→ TASK TO COMPLETE: Select the lines that hold the word "JSON" and copy each one.

→ TASK INPUTS:
==========

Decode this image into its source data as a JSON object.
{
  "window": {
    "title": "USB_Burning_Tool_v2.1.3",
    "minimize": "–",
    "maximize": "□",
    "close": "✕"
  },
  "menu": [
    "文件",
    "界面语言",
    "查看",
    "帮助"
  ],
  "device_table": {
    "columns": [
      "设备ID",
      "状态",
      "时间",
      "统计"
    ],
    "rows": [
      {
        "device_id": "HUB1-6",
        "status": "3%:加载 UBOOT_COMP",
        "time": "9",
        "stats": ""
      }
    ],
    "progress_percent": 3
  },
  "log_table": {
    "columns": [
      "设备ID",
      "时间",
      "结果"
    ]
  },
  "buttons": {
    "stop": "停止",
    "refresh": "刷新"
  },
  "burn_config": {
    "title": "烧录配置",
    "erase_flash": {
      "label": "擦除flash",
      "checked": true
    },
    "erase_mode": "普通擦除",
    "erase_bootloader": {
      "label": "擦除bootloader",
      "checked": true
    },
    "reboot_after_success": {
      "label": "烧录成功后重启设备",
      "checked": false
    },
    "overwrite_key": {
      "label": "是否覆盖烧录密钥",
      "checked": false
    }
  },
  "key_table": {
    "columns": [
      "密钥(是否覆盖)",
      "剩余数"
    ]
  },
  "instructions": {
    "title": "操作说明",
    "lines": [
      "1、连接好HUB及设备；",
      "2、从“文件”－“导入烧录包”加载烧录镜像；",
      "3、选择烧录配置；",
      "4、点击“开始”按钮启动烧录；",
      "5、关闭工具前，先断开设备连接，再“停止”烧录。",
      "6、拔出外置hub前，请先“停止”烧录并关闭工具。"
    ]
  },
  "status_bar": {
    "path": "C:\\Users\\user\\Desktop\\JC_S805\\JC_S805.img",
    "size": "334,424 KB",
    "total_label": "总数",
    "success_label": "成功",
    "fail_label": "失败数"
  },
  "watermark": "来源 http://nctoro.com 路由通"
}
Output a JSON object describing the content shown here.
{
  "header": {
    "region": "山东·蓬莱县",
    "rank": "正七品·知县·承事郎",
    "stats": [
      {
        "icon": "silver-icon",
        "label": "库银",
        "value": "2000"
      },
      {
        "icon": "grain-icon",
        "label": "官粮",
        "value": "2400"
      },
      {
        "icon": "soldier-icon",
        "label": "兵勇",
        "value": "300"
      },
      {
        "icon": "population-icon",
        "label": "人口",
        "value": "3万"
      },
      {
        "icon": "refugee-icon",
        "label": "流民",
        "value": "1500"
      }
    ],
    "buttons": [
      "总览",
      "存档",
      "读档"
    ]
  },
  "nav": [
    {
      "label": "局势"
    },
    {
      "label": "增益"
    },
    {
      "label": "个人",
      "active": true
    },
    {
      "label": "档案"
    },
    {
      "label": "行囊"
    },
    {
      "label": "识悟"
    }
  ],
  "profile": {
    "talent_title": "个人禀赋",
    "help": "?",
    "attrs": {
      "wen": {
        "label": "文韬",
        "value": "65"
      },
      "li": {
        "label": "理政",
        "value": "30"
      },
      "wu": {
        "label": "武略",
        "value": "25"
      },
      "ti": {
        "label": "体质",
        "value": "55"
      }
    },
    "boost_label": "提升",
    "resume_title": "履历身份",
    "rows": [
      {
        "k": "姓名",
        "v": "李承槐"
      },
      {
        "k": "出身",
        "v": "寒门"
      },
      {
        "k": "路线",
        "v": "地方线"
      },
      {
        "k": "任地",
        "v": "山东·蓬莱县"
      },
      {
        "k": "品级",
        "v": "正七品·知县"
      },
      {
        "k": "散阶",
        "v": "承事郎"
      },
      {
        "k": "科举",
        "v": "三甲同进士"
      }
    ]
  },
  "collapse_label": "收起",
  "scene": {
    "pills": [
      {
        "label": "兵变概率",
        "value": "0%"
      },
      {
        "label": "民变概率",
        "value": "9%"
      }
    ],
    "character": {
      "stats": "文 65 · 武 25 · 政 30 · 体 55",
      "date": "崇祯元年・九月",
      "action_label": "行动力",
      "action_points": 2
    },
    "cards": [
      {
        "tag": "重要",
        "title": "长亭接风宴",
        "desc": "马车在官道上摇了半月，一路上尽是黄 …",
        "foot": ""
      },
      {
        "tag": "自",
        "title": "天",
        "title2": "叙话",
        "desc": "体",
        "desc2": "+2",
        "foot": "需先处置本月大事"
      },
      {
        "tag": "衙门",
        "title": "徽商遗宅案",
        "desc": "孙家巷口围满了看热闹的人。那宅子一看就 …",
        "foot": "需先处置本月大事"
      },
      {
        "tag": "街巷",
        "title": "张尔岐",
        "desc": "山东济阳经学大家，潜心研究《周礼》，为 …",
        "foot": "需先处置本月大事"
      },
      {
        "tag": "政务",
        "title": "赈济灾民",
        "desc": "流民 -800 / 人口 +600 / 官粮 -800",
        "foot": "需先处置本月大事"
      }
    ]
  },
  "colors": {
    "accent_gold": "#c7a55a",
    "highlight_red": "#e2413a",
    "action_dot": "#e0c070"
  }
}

==========

→ EXPECTED ANSWER:
Decode this image into its source data as a JSON object.
Output a JSON object describing the content shown here.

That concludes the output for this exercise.